**Collected data entries**
-----

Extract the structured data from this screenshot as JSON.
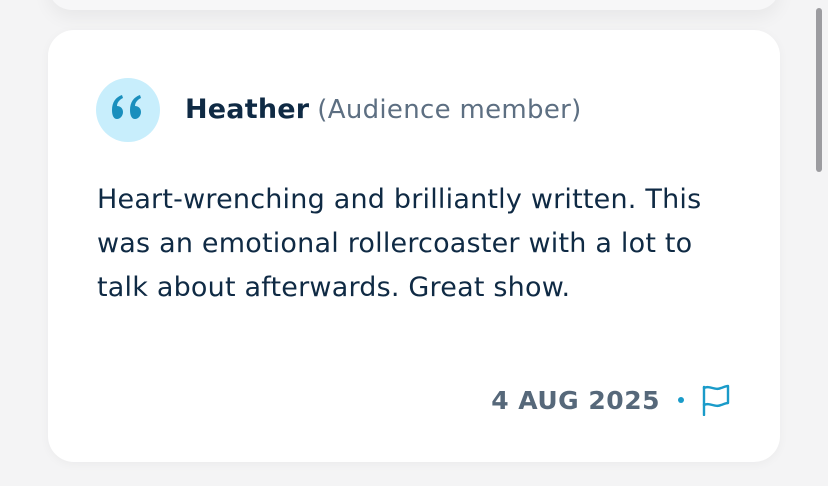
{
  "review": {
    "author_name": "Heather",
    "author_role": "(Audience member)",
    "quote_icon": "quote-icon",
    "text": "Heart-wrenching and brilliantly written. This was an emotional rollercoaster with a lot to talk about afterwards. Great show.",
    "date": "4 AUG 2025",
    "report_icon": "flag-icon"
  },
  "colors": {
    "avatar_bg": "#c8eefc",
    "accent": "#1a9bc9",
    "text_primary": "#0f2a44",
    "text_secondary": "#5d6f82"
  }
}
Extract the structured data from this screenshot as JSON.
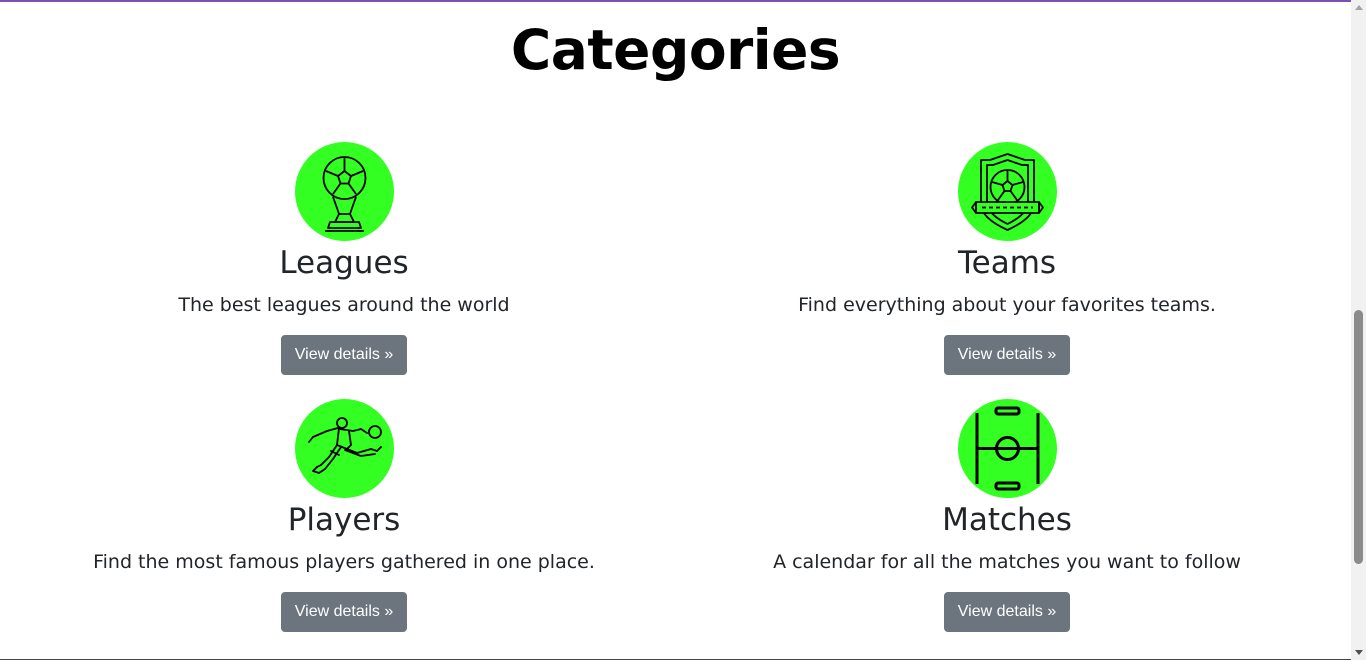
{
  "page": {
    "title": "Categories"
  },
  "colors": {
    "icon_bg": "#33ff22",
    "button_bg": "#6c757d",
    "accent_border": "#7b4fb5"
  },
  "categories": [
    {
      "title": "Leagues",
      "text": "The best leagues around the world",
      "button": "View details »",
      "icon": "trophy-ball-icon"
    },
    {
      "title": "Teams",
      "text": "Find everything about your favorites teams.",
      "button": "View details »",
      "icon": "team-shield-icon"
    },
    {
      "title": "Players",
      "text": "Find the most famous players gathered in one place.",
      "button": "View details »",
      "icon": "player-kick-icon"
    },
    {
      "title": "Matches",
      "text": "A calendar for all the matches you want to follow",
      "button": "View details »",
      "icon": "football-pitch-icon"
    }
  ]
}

-----

**TASK DIRECTIONS**
Extract all the entries word for word; omit any pictures.

**FINAL RESULT**
Extract the structured data from this screenshot as JSON.
{
  "review": {
    "author_name": "Heather",
    "author_role": "(Audience member)",
    "quote_icon": "quote-icon",
    "text": "Heart-wrenching and brilliantly written. This was an emotional rollercoaster with a lot to talk about afterwards. Great show.",
    "date": "4 AUG 2025",
    "report_icon": "flag-icon"
  },
  "colors": {
    "avatar_bg": "#c8eefc",
    "accent": "#1a9bc9",
    "text_primary": "#0f2a44",
    "text_secondary": "#5d6f82"
  }
}
Extract the structured data from this screenshot as JSON.
{
  "page": {
    "title": "Categories"
  },
  "colors": {
    "icon_bg": "#33ff22",
    "button_bg": "#6c757d",
    "accent_border": "#7b4fb5"
  },
  "categories": [
    {
      "title": "Leagues",
      "text": "The best leagues around the world",
      "button": "View details »",
      "icon": "trophy-ball-icon"
    },
    {
      "title": "Teams",
      "text": "Find everything about your favorites teams.",
      "button": "View details »",
      "icon": "team-shield-icon"
    },
    {
      "title": "Players",
      "text": "Find the most famous players gathered in one place.",
      "button": "View details »",
      "icon": "player-kick-icon"
    },
    {
      "title": "Matches",
      "text": "A calendar for all the matches you want to follow",
      "button": "View details »",
      "icon": "football-pitch-icon"
    }
  ]
}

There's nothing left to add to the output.